Search the material for the string "escribí" and copy each line where it occurs.

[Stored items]
******************************
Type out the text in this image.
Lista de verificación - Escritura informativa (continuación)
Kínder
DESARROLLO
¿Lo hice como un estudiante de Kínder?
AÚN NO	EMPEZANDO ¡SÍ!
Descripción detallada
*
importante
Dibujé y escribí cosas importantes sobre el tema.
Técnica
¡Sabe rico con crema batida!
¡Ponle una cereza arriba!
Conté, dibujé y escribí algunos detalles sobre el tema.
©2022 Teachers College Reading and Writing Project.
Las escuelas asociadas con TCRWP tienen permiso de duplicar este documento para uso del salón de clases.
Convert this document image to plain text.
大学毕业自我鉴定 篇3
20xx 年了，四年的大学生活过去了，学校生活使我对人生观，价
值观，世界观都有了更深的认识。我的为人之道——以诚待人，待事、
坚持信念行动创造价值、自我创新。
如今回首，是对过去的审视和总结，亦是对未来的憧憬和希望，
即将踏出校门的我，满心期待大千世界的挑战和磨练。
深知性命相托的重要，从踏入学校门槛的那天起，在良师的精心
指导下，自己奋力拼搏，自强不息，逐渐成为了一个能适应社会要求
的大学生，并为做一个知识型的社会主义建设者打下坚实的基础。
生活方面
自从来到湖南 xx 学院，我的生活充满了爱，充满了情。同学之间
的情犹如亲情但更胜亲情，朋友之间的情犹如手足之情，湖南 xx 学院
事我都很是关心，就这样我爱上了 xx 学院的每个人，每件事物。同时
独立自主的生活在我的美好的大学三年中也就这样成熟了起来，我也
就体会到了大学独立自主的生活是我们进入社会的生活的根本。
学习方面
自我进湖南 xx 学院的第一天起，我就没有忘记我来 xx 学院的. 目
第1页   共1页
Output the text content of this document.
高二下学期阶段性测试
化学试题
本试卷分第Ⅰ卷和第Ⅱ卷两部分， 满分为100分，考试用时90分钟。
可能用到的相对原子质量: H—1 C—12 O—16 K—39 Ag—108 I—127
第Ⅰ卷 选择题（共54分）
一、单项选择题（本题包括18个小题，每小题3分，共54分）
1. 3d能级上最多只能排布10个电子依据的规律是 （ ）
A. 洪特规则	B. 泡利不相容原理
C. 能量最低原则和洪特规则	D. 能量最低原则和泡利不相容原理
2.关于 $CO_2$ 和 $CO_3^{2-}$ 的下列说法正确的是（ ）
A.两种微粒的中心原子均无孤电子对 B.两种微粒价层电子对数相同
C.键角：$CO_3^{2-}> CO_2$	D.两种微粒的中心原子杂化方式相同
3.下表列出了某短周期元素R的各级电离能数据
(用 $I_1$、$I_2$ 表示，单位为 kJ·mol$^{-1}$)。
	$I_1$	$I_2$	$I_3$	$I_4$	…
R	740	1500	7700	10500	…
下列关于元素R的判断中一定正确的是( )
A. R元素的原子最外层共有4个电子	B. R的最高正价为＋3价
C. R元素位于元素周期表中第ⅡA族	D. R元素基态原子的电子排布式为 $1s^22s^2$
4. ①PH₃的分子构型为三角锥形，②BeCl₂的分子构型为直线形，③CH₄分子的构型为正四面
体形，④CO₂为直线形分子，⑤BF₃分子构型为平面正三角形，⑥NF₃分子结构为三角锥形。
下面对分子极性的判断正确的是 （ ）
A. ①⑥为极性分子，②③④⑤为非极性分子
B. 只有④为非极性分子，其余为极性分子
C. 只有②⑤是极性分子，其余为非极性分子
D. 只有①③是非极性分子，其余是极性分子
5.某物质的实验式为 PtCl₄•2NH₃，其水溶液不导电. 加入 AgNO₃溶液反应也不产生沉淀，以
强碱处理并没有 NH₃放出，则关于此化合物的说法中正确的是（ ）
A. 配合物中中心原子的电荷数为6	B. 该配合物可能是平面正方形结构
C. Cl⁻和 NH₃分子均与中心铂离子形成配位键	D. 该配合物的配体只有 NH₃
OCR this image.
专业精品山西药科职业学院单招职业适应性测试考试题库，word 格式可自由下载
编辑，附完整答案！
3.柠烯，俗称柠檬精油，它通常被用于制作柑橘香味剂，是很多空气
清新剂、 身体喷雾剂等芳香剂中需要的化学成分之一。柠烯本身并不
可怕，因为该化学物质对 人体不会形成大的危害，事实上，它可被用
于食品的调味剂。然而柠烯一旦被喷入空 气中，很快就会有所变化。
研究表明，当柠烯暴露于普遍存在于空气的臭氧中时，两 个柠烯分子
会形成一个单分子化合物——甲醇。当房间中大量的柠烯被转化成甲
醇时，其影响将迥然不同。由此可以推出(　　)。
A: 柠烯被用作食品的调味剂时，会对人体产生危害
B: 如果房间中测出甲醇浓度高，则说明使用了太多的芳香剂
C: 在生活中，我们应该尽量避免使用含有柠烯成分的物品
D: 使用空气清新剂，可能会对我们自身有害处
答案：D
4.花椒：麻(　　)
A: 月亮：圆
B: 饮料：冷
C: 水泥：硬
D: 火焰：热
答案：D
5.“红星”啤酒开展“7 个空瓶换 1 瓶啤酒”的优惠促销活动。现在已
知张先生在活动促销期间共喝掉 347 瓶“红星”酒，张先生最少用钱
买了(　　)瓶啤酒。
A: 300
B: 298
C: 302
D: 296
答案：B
******************************
**Final result:**
Dibujé y escribí cosas importantes sobre el tema.
Conté, dibujé y escribí algunos detalles sobre el tema.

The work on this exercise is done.